Exercise goal
Pictures do not belong in the copy, so please give every entry below again exactly.

Records shown
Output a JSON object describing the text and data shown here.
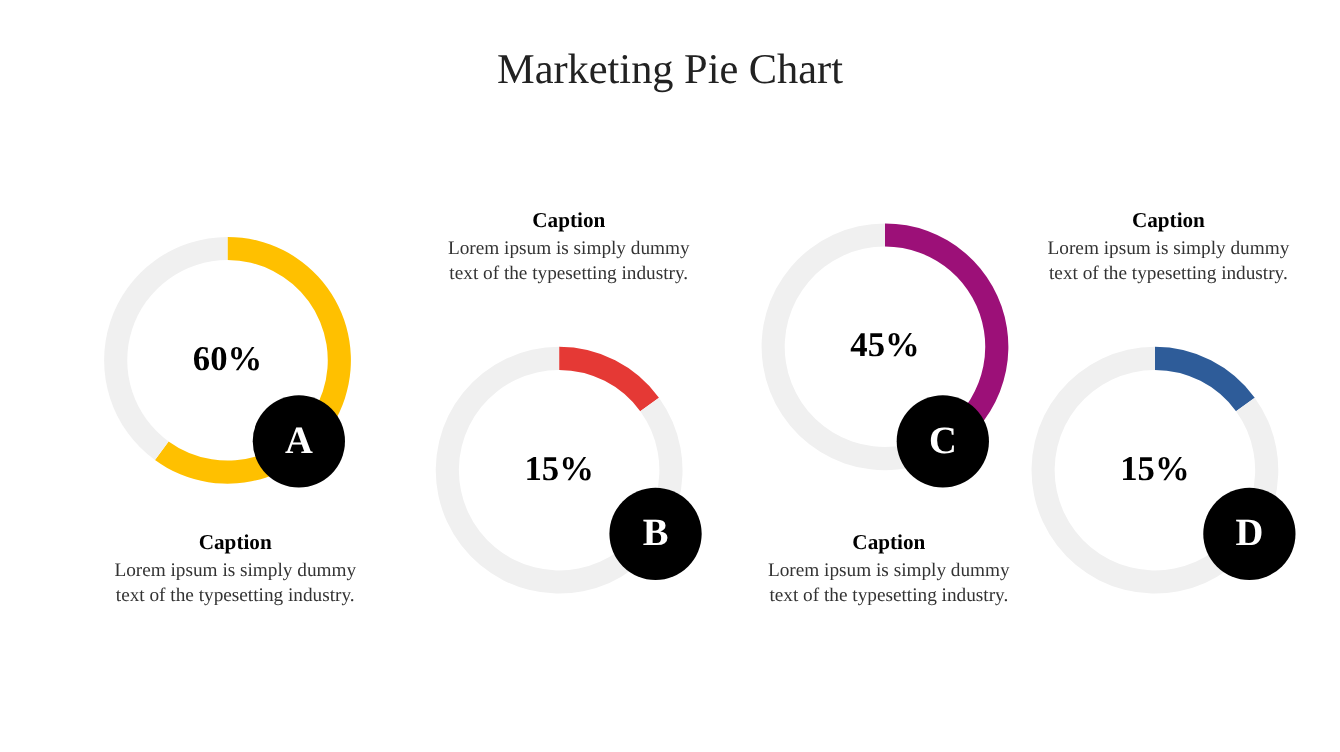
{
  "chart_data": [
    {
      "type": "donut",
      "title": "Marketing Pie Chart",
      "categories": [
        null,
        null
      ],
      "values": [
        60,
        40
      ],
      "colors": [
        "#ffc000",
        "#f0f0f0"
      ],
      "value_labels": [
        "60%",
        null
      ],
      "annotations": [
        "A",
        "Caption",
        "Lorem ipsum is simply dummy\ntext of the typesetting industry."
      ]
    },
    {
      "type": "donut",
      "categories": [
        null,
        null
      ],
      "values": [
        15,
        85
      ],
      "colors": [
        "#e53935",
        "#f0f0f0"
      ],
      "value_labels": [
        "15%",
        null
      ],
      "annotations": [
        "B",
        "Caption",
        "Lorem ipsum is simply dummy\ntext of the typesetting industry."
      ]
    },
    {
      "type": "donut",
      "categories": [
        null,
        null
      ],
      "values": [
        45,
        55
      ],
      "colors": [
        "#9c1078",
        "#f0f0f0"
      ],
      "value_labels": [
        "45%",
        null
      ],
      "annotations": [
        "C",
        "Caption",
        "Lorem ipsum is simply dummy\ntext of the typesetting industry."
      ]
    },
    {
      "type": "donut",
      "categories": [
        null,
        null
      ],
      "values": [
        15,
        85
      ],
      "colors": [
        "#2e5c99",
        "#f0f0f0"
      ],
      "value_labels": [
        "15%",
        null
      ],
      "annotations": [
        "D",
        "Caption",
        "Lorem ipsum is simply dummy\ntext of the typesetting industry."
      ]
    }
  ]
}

Solution for this task
Output a JSON object describing the text and data shown here.
{
  "chart_data": [
    {
      "type": "donut",
      "title": "Marketing Pie Chart",
      "categories": [
        null,
        null
      ],
      "values": [
        60,
        40
      ],
      "colors": [
        "#ffc000",
        "#f0f0f0"
      ],
      "value_labels": [
        "60%",
        null
      ],
      "annotations": [
        "A",
        "Caption",
        "Lorem ipsum is simply dummy\ntext of the typesetting industry."
      ]
    },
    {
      "type": "donut",
      "categories": [
        null,
        null
      ],
      "values": [
        15,
        85
      ],
      "colors": [
        "#e53935",
        "#f0f0f0"
      ],
      "value_labels": [
        "15%",
        null
      ],
      "annotations": [
        "B",
        "Caption",
        "Lorem ipsum is simply dummy\ntext of the typesetting industry."
      ]
    },
    {
      "type": "donut",
      "categories": [
        null,
        null
      ],
      "values": [
        45,
        55
      ],
      "colors": [
        "#9c1078",
        "#f0f0f0"
      ],
      "value_labels": [
        "45%",
        null
      ],
      "annotations": [
        "C",
        "Caption",
        "Lorem ipsum is simply dummy\ntext of the typesetting industry."
      ]
    },
    {
      "type": "donut",
      "categories": [
        null,
        null
      ],
      "values": [
        15,
        85
      ],
      "colors": [
        "#2e5c99",
        "#f0f0f0"
      ],
      "value_labels": [
        "15%",
        null
      ],
      "annotations": [
        "D",
        "Caption",
        "Lorem ipsum is simply dummy\ntext of the typesetting industry."
      ]
    }
  ]
}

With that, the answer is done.